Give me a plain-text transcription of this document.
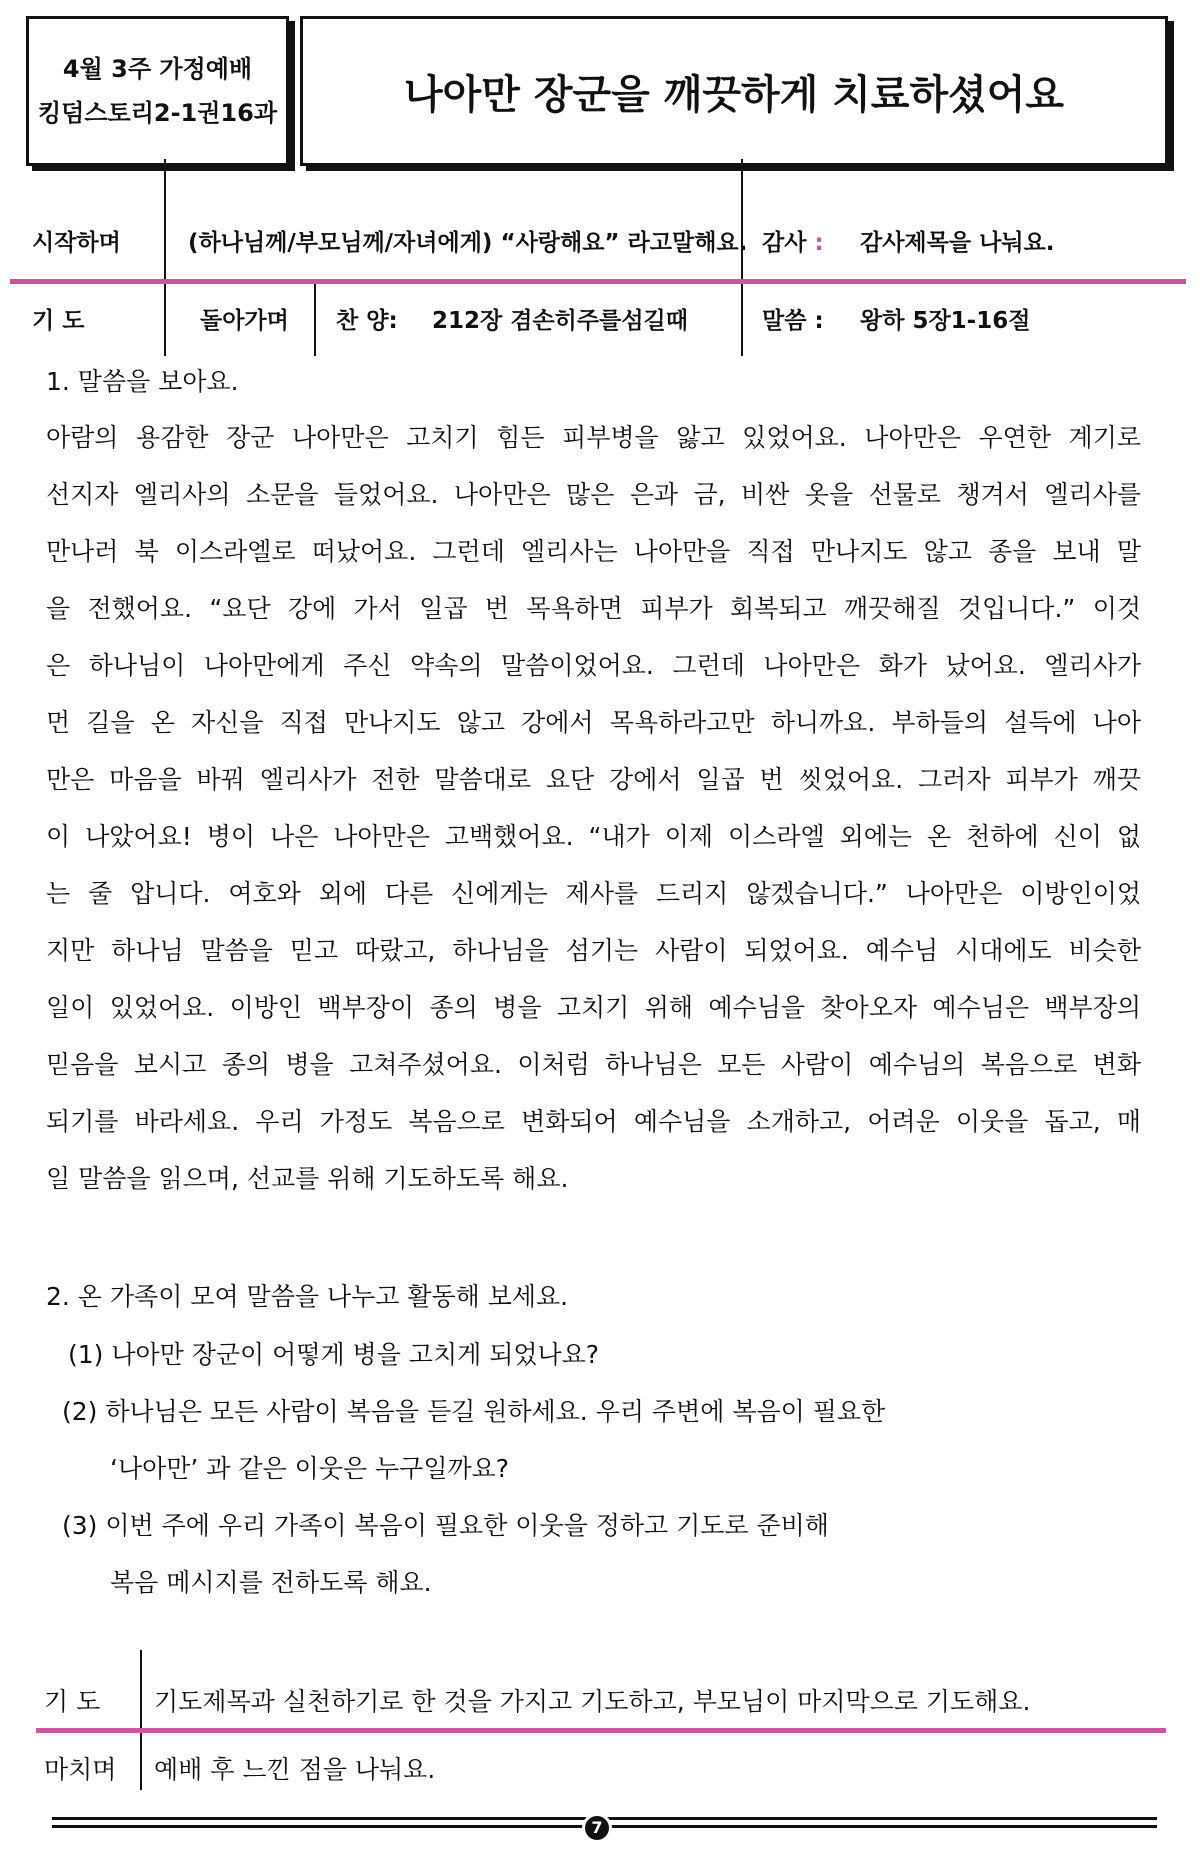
4월 3주 가정예배
킹덤스토리2-1권16과	나아만 장군을 깨끗하게 치료하셨어요
시작하며	(하나님께/부모님께/자녀에게) “사랑해요” 라고말해요. 감사 : 감사제목을 나눠요.
기 도	돌아가며 찬 양: 212장 겸손히주를섬길때	말씀 : 왕하 5장1-16절
1. 말씀을 보아요.
아람의 용감한 장군 나아만은 고치기 힘든 피부병을 앓고 있었어요. 나아만은 우연한 계기로
선지자 엘리사의 소문을 들었어요. 나아만은 많은 은과 금, 비싼 옷을 선물로 챙겨서 엘리사를
만나러 북 이스라엘로 떠났어요. 그런데 엘리사는 나아만을 직접 만나지도 않고 종을 보내 말
을 전했어요. “요단 강에 가서 일곱 번 목욕하면 피부가 회복되고 깨끗해질 것입니다.” 이것
은 하나님이 나아만에게 주신 약속의 말씀이었어요. 그런데 나아만은 화가 났어요. 엘리사가
먼 길을 온 자신을 직접 만나지도 않고 강에서 목욕하라고만 하니까요. 부하들의 설득에 나아
만은 마음을 바꿔 엘리사가 전한 말씀대로 요단 강에서 일곱 번 씻었어요. 그러자 피부가 깨끗
이 나았어요! 병이 나은 나아만은 고백했어요. “내가 이제 이스라엘 외에는 온 천하에 신이 없
는 줄 압니다. 여호와 외에 다른 신에게는 제사를 드리지 않겠습니다.” 나아만은 이방인이었
지만 하나님 말씀을 믿고 따랐고, 하나님을 섬기는 사람이 되었어요. 예수님 시대에도 비슷한
일이 있었어요. 이방인 백부장이 종의 병을 고치기 위해 예수님을 찾아오자 예수님은 백부장의
믿음을 보시고 종의 병을 고쳐주셨어요. 이처럼 하나님은 모든 사람이 예수님의 복음으로 변화
되기를 바라세요. 우리 가정도 복음으로 변화되어 예수님을 소개하고, 어려운 이웃을 돕고, 매
일 말씀을 읽으며, 선교를 위해 기도하도록 해요.
2. 온 가족이 모여 말씀을 나누고 활동해 보세요.
(1) 나아만 장군이 어떻게 병을 고치게 되었나요?
(2) 하나님은 모든 사람이 복음을 듣길 원하세요. 우리 주변에 복음이 필요한
‘나아만’ 과 같은 이웃은 누구일까요?
(3) 이번 주에 우리 가족이 복음이 필요한 이웃을 정하고 기도로 준비해
복음 메시지를 전하도록 해요.
기 도 기도제목과 실천하기로 한 것을 가지고 기도하고, 부모님이 마지막으로 기도해요.
마치며 예배 후 느낀 점을 나눠요.
7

■ Directive:
Copy every line in the listing above where the string "복음으로" turns up.

■ Solution for this task:
믿음을 보시고 종의 병을 고쳐주셨어요. 이처럼 하나님은 모든 사람이 예수님의 복음으로 변화
되기를 바라세요. 우리 가정도 복음으로 변화되어 예수님을 소개하고, 어려운 이웃을 돕고, 매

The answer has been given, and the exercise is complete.